Check each line of the data below for the word "rispetto", then extract the ones that have it.

(A block of data)
________
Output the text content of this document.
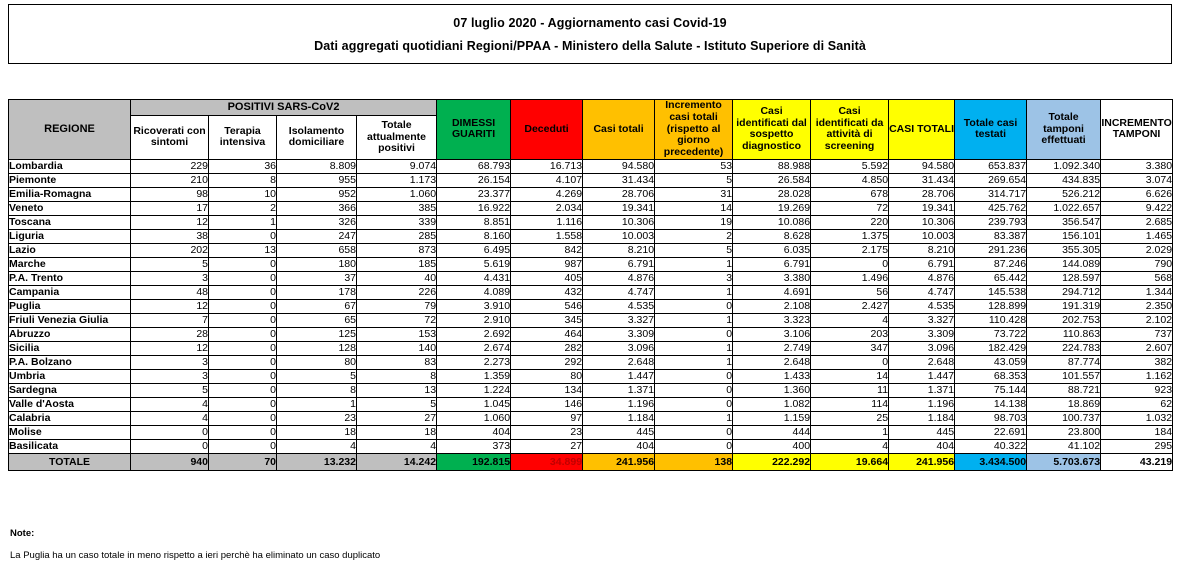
07 luglio 2020 - Aggiornamento casi Covid-19
Dati aggregati quotidiani Regioni/PPAA - Ministero della Salute - Istituto Superiore di Sanità
REGIONE	POSITIVI SARS-CoV2				DIMESSI GUARITI	Deceduti	Casi totali	Incremento casi totali (rispetto al giorno precedente)	Casi identificati dal sospetto diagnostico	Casi identificati da attività di screening	CASI TOTALI	Totale casi testati	Totale tamponi effettuati	INCREMENTO TAMPONI
	Ricoverati con sintomi	Terapia intensiva	Isolamento domiciliare	Totale attualmente positivi										
Lombardia	229	36	8.809	9.074	68.793	16.713	94.580	53	88.988	5.592	94.580	653.837	1.092.340	3.380
Piemonte	210	8	955	1.173	26.154	4.107	31.434	5	26.584	4.850	31.434	269.654	434.835	3.074
Emilia-Romagna	98	10	952	1.060	23.377	4.269	28.706	31	28.028	678	28.706	314.717	526.212	6.626
Veneto	17	2	366	385	16.922	2.034	19.341	14	19.269	72	19.341	425.762	1.022.657	9.422
Toscana	12	1	326	339	8.851	1.116	10.306	19	10.086	220	10.306	239.793	356.547	2.685
Liguria	38	0	247	285	8.160	1.558	10.003	2	8.628	1.375	10.003	83.387	156.101	1.465
Lazio	202	13	658	873	6.495	842	8.210	5	6.035	2.175	8.210	291.236	355.305	2.029
Marche	5	0	180	185	5.619	987	6.791	1	6.791	0	6.791	87.246	144.089	790
P.A. Trento	3	0	37	40	4.431	405	4.876	3	3.380	1.496	4.876	65.442	128.597	568
Campania	48	0	178	226	4.089	432	4.747	1	4.691	56	4.747	145.538	294.712	1.344
Puglia	12	0	67	79	3.910	546	4.535	0	2.108	2.427	4.535	128.899	191.319	2.350
Friuli Venezia Giulia	7	0	65	72	2.910	345	3.327	1	3.323	4	3.327	110.428	202.753	2.102
Abruzzo	28	0	125	153	2.692	464	3.309	0	3.106	203	3.309	73.722	110.863	737
Sicilia	12	0	128	140	2.674	282	3.096	1	2.749	347	3.096	182.429	224.783	2.607
P.A. Bolzano	3	0	80	83	2.273	292	2.648	1	2.648	0	2.648	43.059	87.774	382
Umbria	3	0	5	8	1.359	80	1.447	0	1.433	14	1.447	68.353	101.557	1.162
Sardegna	5	0	8	13	1.224	134	1.371	0	1.360	11	1.371	75.144	88.721	923
Valle d'Aosta	4	0	1	5	1.045	146	1.196	0	1.082	114	1.196	14.138	18.869	62
Calabria	4	0	23	27	1.060	97	1.184	1	1.159	25	1.184	98.703	100.737	1.032
Molise	0	0	18	18	404	23	445	0	444	1	445	22.691	23.800	184
Basilicata	0	0	4	4	373	27	404	0	400	4	404	40.322	41.102	295
TOTALE	940	70	13.232	14.242	192.815	34.899	241.956	138	222.292	19.664	241.956	3.434.500	5.703.673	43.219
Note:
La Puglia ha un caso totale in meno rispetto a ieri perchè ha eliminato un caso duplicato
________
▸ **Task result**
REGIONE	POSITIVI SARS-CoV2				DIMESSI GUARITI	Deceduti	Casi totali	Incremento casi totali (rispetto al giorno precedente)	Casi identificati dal sospetto diagnostico	Casi identificati da attività di screening	CASI TOTALI	Totale casi testati	Totale tamponi effettuati	INCREMENTO TAMPONI
La Puglia ha un caso totale in meno rispetto a ieri perchè ha eliminato un caso duplicato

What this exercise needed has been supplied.